[Information supplied]
** Begin **
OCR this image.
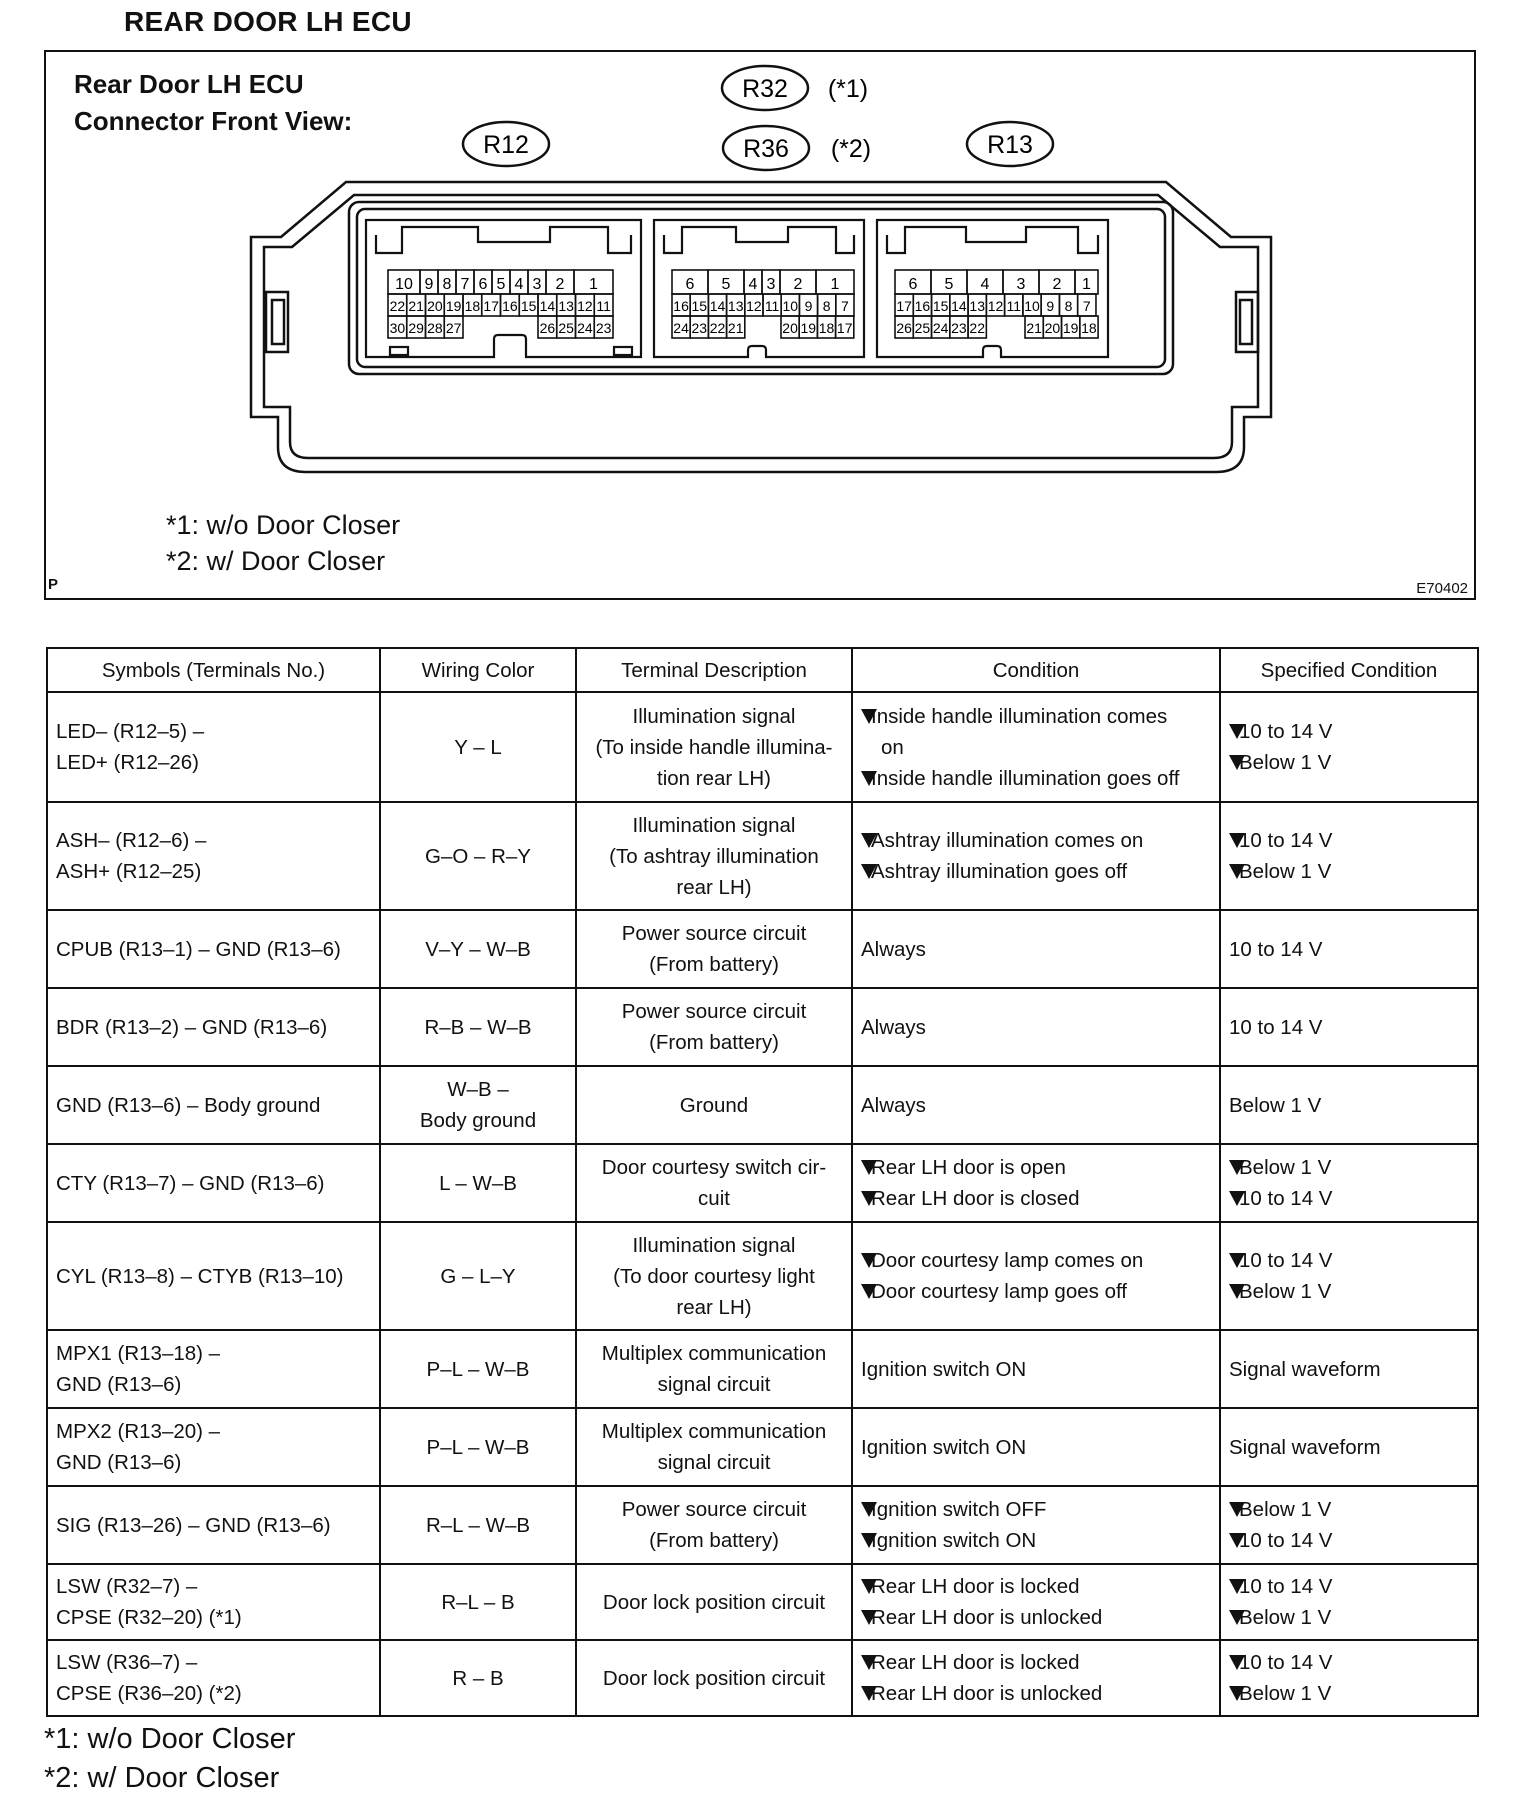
REAR DOOR LH ECU
Rear Door LH ECU
Connector Front View:
R12
R32 (*1)
R36 (*2)	R13
10 9 8 7 6 5 4 3 2 1
22 21 20 19 18 17 16 15 14 13 12 11
30 29 28 27	26 25 24 23
6 5 4 3 2 1
16 15 14 13 12 11 10 9 8 7
24 23 22 21	20 19 18 17
6 5 4 3 2 1
17 16 15 14 13 12 11 10 9 8 7
26 25 24 23 22	21 20 19 18
*1: w/o Door Closer
*2: w/ Door Closer
P	E70402
Symbols (Terminals No.)	Wiring Color	Terminal Description	Condition	Specified Condition

LED– (R12–5) –
LED+ (R12–26)	Y – L	Illumination signal
(To inside handle illumina-
tion rear LH)	Inside handle illumination comes
on
Inside handle illumination goes off	10 to 14 V
Below 1 V

ASH– (R12–6) –
ASH+ (R12–25)	G–O – R–Y	Illumination signal
(To ashtray illumination
rear LH)	Ashtray illumination comes on
Ashtray illumination goes off	10 to 14 V
Below 1 V

CPUB (R13–1) – GND (R13–6)	V–Y – W–B	Power source circuit
(From battery)	Always	10 to 14 V

BDR (R13–2) – GND (R13–6)	R–B – W–B	Power source circuit
(From battery)	Always	10 to 14 V

GND (R13–6) – Body ground	W–B –
Body ground	Ground	Always	Below 1 V

CTY (R13–7) – GND (R13–6)	L – W–B	Door courtesy switch cir-
cuit	Rear LH door is open
Rear LH door is closed	Below 1 V
10 to 14 V

CYL (R13–8) – CTYB (R13–10)	G – L–Y	Illumination signal
(To door courtesy light
rear LH)	Door courtesy lamp comes on
Door courtesy lamp goes off	10 to 14 V
Below 1 V

MPX1 (R13–18) –
GND (R13–6)	P–L – W–B	Multiplex communication
signal circuit	Ignition switch ON	Signal waveform

MPX2 (R13–20) –
GND (R13–6)	P–L – W–B	Multiplex communication
signal circuit	Ignition switch ON	Signal waveform

SIG (R13–26) – GND (R13–6)	R–L – W–B	Power source circuit
(From battery)	Ignition switch OFF
Ignition switch ON	Below 1 V
10 to 14 V

LSW (R32–7) –
CPSE (R32–20) (*1)	R–L – B	Door lock position circuit	Rear LH door is locked
Rear LH door is unlocked	10 to 14 V
Below 1 V

LSW (R36–7) –
CPSE (R36–20) (*2)	R – B	Door lock position circuit	Rear LH door is locked
Rear LH door is unlocked	10 to 14 V
Below 1 V
*1: w/o Door Closer
*2: w/ Door Closer
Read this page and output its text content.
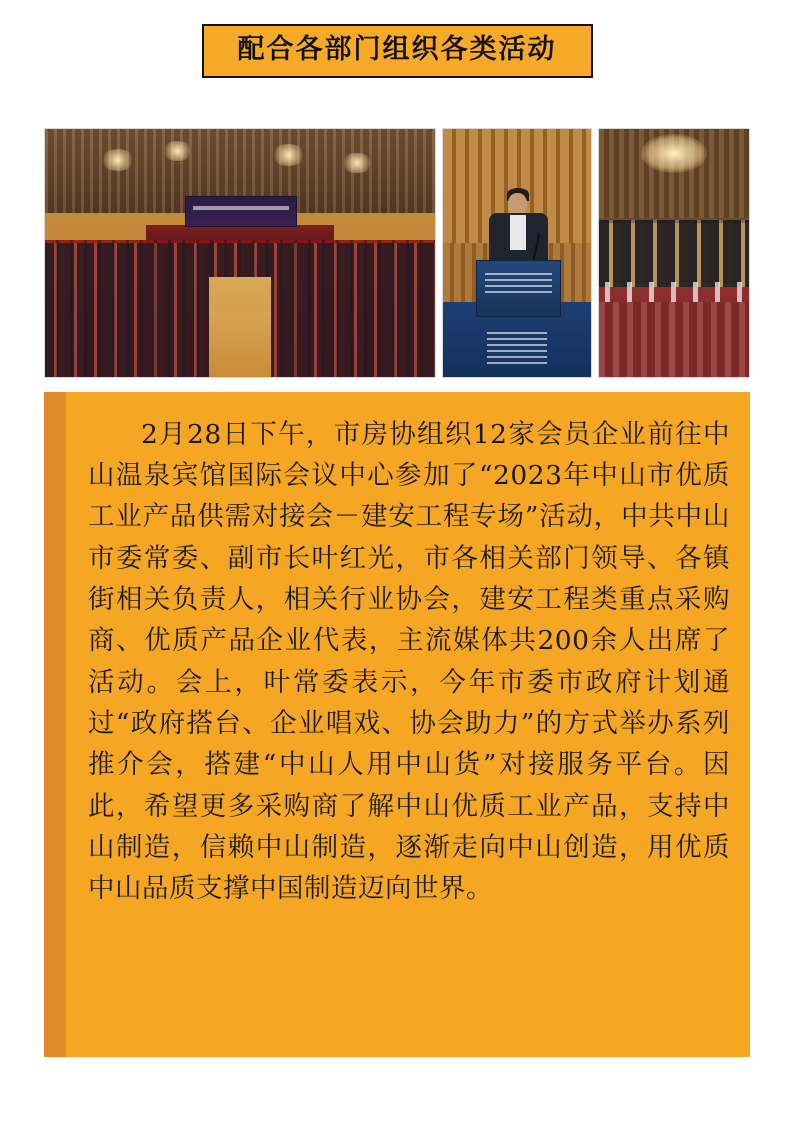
配合各部门组织各类活动

2月28日下午，市房协组织12家会员企业前往中山温泉宾馆国际会议中心参加了“2023年中山市优质工业产品供需对接会－建安工程专场”活动，中共中山市委常委、副市长叶红光，市各相关部门领导、各镇街相关负责人，相关行业协会，建安工程类重点采购商、优质产品企业代表，主流媒体共200余人出席了活动。会上，叶常委表示，今年市委市政府计划通过“政府搭台、企业唱戏、协会助力”的方式举办系列推介会，搭建“中山人用中山货”对接服务平台。因此，希望更多采购商了解中山优质工业产品，支持中山制造，信赖中山制造，逐渐走向中山创造，用优质中山品质支撑中国制造迈向世界。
** End **
Go through the material line by line. Show each line that contains the string "source".

CPUB (R13–1) – GND (R13–6)	V–Y – W–B	Power source circuit
BDR (R13–2) – GND (R13–6)	R–B – W–B	Power source circuit
SIG (R13–26) – GND (R13–6)	R–L – W–B	Power source circuit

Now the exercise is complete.